== EXTRACTED INFORMATION ==
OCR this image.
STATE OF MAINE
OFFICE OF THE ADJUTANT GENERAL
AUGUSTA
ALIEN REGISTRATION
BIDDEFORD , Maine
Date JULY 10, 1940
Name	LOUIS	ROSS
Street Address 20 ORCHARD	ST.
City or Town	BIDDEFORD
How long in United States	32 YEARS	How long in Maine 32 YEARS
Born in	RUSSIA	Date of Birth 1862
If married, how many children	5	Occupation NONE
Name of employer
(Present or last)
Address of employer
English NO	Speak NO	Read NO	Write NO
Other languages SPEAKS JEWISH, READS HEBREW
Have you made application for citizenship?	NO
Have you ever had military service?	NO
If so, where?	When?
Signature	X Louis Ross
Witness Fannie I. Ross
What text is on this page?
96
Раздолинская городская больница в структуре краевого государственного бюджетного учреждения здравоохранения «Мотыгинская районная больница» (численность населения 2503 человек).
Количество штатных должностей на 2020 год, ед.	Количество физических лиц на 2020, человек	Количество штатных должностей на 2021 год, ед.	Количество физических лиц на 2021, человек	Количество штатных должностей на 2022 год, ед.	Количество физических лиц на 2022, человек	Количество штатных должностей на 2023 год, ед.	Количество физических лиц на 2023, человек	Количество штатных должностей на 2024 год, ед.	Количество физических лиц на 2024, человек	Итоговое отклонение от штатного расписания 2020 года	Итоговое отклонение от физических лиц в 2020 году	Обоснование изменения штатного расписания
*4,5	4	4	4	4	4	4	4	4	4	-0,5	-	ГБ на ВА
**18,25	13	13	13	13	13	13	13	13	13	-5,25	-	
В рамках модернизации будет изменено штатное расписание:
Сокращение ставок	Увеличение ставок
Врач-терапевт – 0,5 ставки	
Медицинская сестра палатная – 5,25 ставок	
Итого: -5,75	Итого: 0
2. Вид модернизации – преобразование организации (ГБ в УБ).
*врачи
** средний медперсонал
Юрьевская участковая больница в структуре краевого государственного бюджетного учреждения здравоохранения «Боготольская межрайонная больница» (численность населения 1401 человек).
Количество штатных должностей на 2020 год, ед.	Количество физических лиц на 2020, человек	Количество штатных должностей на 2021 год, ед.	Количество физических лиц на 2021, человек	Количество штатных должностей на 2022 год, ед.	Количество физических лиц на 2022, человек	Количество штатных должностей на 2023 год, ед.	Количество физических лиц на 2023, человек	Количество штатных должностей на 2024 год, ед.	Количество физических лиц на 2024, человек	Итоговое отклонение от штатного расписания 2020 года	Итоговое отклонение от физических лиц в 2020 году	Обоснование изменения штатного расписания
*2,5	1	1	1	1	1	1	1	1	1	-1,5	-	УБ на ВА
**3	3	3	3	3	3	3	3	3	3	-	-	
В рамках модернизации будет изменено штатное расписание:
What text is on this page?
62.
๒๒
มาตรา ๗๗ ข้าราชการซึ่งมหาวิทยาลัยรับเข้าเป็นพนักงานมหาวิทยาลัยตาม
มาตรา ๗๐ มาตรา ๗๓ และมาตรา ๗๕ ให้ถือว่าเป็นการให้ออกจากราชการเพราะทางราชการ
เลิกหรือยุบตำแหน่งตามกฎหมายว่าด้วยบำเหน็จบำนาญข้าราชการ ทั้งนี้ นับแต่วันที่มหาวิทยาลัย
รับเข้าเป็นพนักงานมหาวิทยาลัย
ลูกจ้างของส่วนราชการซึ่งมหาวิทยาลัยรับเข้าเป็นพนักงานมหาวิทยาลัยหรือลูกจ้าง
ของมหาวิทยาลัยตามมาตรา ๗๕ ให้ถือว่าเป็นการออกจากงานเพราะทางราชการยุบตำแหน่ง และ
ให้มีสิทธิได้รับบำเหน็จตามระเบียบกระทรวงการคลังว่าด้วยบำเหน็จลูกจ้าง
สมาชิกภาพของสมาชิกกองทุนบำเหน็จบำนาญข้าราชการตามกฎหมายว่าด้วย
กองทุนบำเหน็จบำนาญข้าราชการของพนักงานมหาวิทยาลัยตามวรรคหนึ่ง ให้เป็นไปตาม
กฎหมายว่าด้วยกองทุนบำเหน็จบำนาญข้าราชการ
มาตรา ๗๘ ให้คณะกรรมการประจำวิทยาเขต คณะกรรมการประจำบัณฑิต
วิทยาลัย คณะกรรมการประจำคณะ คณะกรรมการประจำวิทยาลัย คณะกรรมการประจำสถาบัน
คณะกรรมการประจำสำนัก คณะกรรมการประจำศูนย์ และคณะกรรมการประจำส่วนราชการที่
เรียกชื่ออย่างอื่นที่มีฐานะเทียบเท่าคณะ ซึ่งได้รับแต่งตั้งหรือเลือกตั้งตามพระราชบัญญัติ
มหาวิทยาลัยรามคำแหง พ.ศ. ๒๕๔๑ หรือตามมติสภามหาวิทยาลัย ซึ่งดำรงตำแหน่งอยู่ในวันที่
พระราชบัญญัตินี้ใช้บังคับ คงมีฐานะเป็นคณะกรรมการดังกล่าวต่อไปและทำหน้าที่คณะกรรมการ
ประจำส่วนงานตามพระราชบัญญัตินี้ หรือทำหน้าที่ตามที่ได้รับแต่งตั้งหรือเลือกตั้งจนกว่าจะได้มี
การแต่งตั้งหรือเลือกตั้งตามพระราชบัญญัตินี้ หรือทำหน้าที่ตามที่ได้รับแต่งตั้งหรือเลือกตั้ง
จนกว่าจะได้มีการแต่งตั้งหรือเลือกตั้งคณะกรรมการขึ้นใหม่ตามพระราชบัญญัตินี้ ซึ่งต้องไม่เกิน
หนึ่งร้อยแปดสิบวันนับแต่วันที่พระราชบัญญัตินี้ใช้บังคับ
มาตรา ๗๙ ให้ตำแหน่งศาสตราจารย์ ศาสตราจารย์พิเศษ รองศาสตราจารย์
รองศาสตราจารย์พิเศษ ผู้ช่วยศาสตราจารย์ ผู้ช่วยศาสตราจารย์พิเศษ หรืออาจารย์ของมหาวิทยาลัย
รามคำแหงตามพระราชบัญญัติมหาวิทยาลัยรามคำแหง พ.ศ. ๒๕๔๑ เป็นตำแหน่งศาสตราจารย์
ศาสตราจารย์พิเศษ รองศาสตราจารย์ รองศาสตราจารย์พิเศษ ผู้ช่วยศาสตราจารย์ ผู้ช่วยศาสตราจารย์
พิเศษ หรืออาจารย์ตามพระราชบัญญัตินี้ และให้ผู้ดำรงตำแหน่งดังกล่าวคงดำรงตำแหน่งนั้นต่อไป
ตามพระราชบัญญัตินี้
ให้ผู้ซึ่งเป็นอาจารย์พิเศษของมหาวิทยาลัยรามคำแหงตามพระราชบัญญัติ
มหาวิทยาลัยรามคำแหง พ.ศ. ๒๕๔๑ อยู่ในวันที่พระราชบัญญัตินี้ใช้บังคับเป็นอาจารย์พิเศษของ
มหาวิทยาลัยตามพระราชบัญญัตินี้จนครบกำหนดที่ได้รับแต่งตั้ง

== YOUR OBJECTIVE ==
Give only the count of lines in which the string "численность" appears.

== SOLUTION BELOW ==
2